PROMPT → Extract each record and reproduce it exactly.

RECORDS FOR PROCESSING →
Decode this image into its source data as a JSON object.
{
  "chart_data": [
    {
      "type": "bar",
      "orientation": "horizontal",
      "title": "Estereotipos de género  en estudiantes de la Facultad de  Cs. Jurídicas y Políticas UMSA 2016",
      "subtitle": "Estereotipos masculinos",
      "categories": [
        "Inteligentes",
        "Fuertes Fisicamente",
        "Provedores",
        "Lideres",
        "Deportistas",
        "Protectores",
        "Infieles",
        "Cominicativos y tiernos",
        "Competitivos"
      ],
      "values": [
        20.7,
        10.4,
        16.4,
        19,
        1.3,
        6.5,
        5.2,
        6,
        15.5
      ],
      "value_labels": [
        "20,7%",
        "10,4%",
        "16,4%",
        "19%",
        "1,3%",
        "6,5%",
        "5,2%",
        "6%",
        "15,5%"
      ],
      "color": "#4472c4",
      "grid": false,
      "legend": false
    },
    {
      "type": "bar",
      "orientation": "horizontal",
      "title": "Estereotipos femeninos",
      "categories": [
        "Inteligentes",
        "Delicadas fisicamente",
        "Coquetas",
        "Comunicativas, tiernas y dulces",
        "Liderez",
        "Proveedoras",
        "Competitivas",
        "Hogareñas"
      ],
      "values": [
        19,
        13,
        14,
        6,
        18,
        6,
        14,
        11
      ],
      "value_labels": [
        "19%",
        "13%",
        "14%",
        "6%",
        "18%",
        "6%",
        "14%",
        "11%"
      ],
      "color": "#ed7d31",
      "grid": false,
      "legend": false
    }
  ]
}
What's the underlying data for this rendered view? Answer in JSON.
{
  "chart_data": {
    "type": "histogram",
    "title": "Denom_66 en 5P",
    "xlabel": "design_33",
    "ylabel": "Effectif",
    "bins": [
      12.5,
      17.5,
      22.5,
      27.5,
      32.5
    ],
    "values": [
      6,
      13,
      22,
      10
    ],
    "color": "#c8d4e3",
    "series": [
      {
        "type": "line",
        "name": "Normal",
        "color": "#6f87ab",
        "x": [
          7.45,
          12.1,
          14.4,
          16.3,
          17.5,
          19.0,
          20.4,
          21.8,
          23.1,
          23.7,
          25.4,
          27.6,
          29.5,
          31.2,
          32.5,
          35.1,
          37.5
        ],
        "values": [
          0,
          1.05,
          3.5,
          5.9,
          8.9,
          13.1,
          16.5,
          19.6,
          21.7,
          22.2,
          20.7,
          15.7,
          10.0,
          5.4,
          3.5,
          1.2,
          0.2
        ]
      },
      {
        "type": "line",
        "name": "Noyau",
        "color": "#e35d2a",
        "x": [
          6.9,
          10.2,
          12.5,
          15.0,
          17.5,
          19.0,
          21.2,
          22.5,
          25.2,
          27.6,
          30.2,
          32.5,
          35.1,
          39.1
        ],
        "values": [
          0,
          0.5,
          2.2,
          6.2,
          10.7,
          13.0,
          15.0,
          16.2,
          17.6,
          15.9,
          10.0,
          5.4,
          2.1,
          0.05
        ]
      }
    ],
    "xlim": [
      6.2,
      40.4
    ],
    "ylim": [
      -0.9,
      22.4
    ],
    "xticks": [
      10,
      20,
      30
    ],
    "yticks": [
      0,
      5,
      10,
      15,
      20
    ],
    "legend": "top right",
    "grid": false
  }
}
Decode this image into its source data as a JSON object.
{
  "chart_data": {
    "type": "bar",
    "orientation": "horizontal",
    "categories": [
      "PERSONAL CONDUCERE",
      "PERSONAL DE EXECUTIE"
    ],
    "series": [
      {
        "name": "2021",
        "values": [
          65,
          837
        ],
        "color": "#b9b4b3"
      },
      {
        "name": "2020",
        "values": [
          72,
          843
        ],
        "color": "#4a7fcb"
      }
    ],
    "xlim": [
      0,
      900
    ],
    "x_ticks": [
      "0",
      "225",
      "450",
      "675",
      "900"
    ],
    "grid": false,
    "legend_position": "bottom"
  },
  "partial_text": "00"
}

EXERCISE RESULT →
Decode this image into its source data as a JSON object.
{
  "chart_data": [
    {
      "type": "bar",
      "orientation": "horizontal",
      "title": "Estereotipos de género  en estudiantes de la Facultad de  Cs. Jurídicas y Políticas UMSA 2016",
      "subtitle": "Estereotipos masculinos",
      "categories": [
        "Inteligentes",
        "Fuertes Fisicamente",
        "Provedores",
        "Lideres",
        "Deportistas",
        "Protectores",
        "Infieles",
        "Cominicativos y tiernos",
        "Competitivos"
      ],
      "values": [
        20.7,
        10.4,
        16.4,
        19,
        1.3,
        6.5,
        5.2,
        6,
        15.5
      ],
      "value_labels": [
        "20,7%",
        "10,4%",
        "16,4%",
        "19%",
        "1,3%",
        "6,5%",
        "5,2%",
        "6%",
        "15,5%"
      ],
      "color": "#4472c4",
      "grid": false,
      "legend": false
    },
    {
      "type": "bar",
      "orientation": "horizontal",
      "title": "Estereotipos femeninos",
      "categories": [
        "Inteligentes",
        "Delicadas fisicamente",
        "Coquetas",
        "Comunicativas, tiernas y dulces",
        "Liderez",
        "Proveedoras",
        "Competitivas",
        "Hogareñas"
      ],
      "values": [
        19,
        13,
        14,
        6,
        18,
        6,
        14,
        11
      ],
      "value_labels": [
        "19%",
        "13%",
        "14%",
        "6%",
        "18%",
        "6%",
        "14%",
        "11%"
      ],
      "color": "#ed7d31",
      "grid": false,
      "legend": false
    }
  ]
}
What's the underlying data for this rendered view? Answer in JSON.
{
  "chart_data": {
    "type": "histogram",
    "title": "Denom_66 en 5P",
    "xlabel": "design_33",
    "ylabel": "Effectif",
    "bins": [
      12.5,
      17.5,
      22.5,
      27.5,
      32.5
    ],
    "values": [
      6,
      13,
      22,
      10
    ],
    "color": "#c8d4e3",
    "series": [
      {
        "type": "line",
        "name": "Normal",
        "color": "#6f87ab",
        "x": [
          7.45,
          12.1,
          14.4,
          16.3,
          17.5,
          19.0,
          20.4,
          21.8,
          23.1,
          23.7,
          25.4,
          27.6,
          29.5,
          31.2,
          32.5,
          35.1,
          37.5
        ],
        "values": [
          0,
          1.05,
          3.5,
          5.9,
          8.9,
          13.1,
          16.5,
          19.6,
          21.7,
          22.2,
          20.7,
          15.7,
          10.0,
          5.4,
          3.5,
          1.2,
          0.2
        ]
      },
      {
        "type": "line",
        "name": "Noyau",
        "color": "#e35d2a",
        "x": [
          6.9,
          10.2,
          12.5,
          15.0,
          17.5,
          19.0,
          21.2,
          22.5,
          25.2,
          27.6,
          30.2,
          32.5,
          35.1,
          39.1
        ],
        "values": [
          0,
          0.5,
          2.2,
          6.2,
          10.7,
          13.0,
          15.0,
          16.2,
          17.6,
          15.9,
          10.0,
          5.4,
          2.1,
          0.05
        ]
      }
    ],
    "xlim": [
      6.2,
      40.4
    ],
    "ylim": [
      -0.9,
      22.4
    ],
    "xticks": [
      10,
      20,
      30
    ],
    "yticks": [
      0,
      5,
      10,
      15,
      20
    ],
    "legend": "top right",
    "grid": false
  }
}
Decode this image into its source data as a JSON object.
{
  "chart_data": {
    "type": "bar",
    "orientation": "horizontal",
    "categories": [
      "PERSONAL CONDUCERE",
      "PERSONAL DE EXECUTIE"
    ],
    "series": [
      {
        "name": "2021",
        "values": [
          65,
          837
        ],
        "color": "#b9b4b3"
      },
      {
        "name": "2020",
        "values": [
          72,
          843
        ],
        "color": "#4a7fcb"
      }
    ],
    "xlim": [
      0,
      900
    ],
    "x_ticks": [
      "0",
      "225",
      "450",
      "675",
      "900"
    ],
    "grid": false,
    "legend_position": "bottom"
  },
  "partial_text": "00"
}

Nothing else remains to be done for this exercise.